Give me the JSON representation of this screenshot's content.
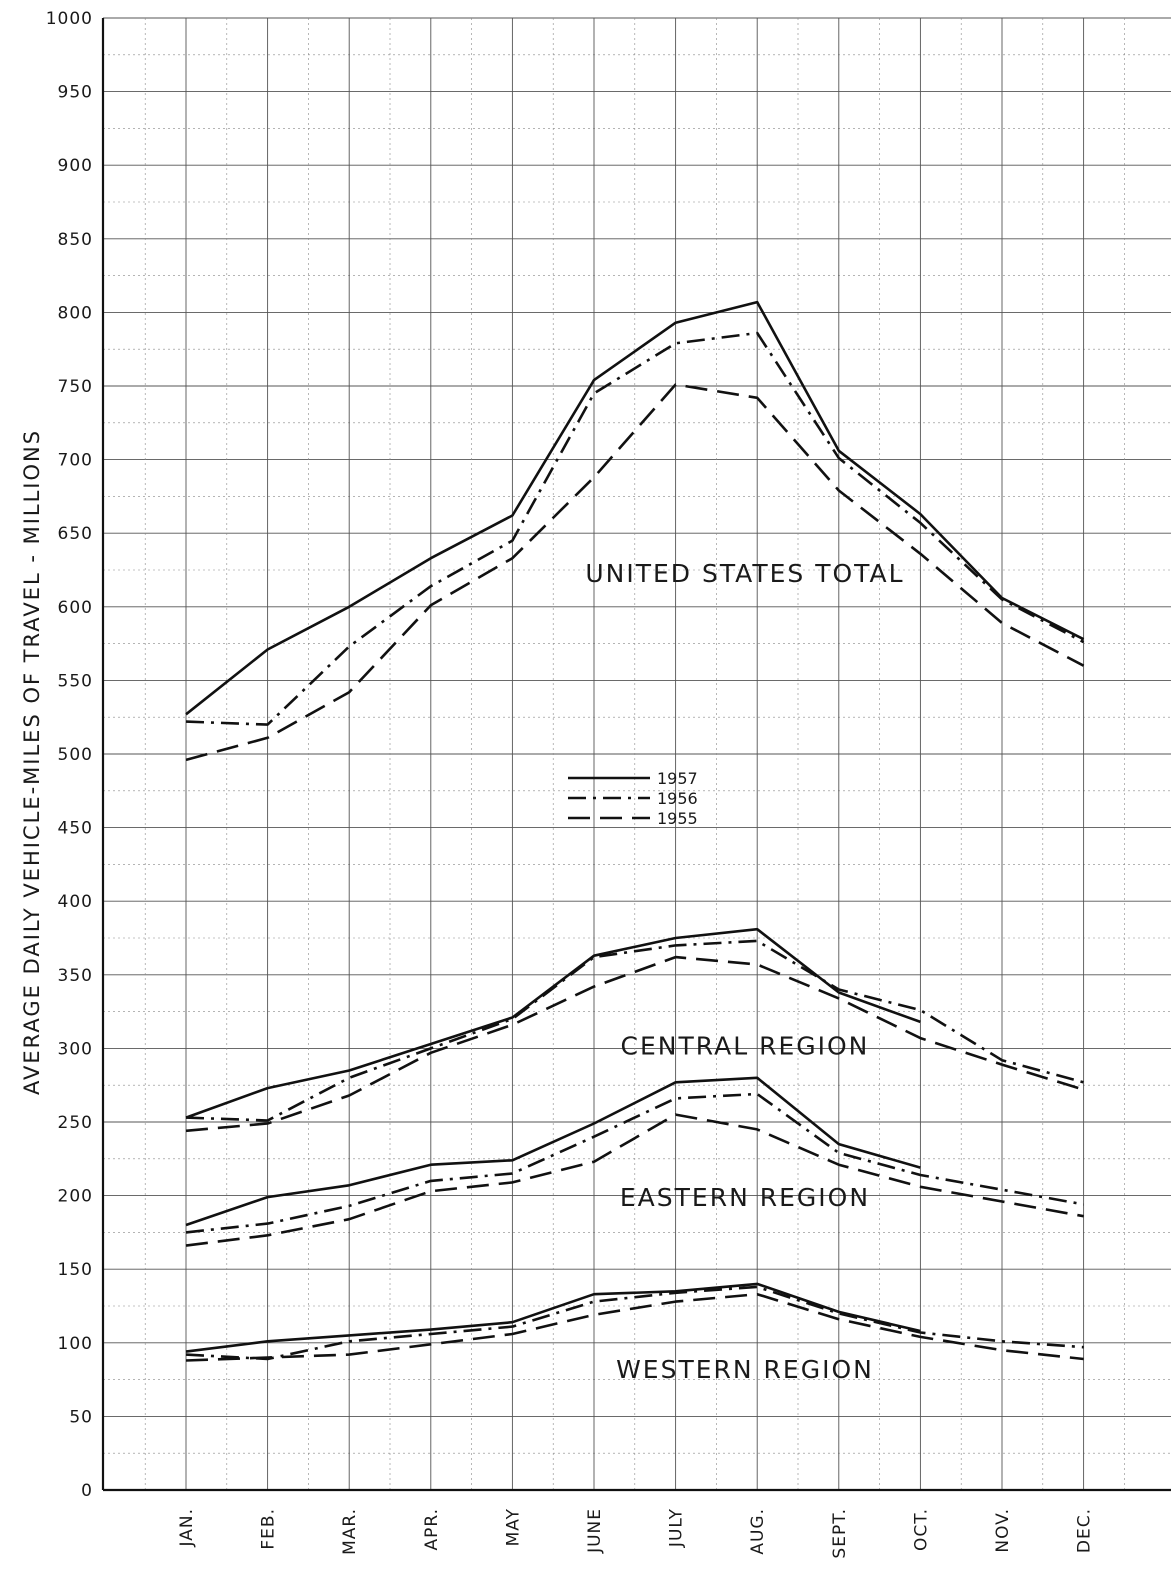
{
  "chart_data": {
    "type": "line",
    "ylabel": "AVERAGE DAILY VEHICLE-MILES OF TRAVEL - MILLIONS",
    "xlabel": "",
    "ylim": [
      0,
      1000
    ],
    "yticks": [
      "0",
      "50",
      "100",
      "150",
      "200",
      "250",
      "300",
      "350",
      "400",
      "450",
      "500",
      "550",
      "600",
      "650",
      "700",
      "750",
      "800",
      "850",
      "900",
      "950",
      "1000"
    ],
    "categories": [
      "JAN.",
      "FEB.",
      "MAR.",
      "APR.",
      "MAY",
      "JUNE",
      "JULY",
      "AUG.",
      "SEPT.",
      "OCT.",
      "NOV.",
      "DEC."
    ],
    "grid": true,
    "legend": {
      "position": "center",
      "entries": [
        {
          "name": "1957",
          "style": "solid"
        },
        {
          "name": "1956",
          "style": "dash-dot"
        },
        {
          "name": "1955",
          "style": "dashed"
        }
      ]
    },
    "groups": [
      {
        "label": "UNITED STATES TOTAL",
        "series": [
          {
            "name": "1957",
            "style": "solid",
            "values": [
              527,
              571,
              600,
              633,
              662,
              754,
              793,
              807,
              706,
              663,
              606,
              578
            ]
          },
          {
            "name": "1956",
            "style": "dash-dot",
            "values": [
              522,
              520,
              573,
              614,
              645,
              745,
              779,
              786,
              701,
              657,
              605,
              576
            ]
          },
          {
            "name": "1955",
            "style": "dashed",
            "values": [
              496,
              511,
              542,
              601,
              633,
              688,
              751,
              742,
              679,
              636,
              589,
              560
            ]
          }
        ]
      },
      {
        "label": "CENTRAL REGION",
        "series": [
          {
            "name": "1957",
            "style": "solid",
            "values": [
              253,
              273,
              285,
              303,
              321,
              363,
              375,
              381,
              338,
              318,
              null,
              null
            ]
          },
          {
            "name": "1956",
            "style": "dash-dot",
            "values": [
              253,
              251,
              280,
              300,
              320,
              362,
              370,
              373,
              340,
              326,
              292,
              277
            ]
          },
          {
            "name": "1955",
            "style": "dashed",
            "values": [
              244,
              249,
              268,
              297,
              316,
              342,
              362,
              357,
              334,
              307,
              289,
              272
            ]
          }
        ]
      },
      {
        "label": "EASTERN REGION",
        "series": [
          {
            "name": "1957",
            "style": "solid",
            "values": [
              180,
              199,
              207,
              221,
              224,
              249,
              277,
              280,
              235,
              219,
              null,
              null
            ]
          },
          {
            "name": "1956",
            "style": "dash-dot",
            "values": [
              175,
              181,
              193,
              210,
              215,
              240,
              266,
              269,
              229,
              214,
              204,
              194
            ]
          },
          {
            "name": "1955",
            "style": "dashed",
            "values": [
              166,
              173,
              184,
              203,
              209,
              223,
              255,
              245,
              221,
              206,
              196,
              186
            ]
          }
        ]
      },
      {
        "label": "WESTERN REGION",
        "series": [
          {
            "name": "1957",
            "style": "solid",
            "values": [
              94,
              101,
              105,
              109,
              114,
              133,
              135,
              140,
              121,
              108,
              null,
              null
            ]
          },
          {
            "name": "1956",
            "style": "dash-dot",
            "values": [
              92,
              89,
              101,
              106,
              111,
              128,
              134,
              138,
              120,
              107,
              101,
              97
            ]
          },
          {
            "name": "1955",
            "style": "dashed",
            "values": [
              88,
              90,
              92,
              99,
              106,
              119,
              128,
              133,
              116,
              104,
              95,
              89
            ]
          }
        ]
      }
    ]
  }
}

▸ **WHAT YOU HAVE TO DO**
Check each line of the entries above for the word "REGION". List the ones that have it.

▸ **OUTPUT**
        "label": "CENTRAL REGION",
        "label": "EASTERN REGION",
        "label": "WESTERN REGION",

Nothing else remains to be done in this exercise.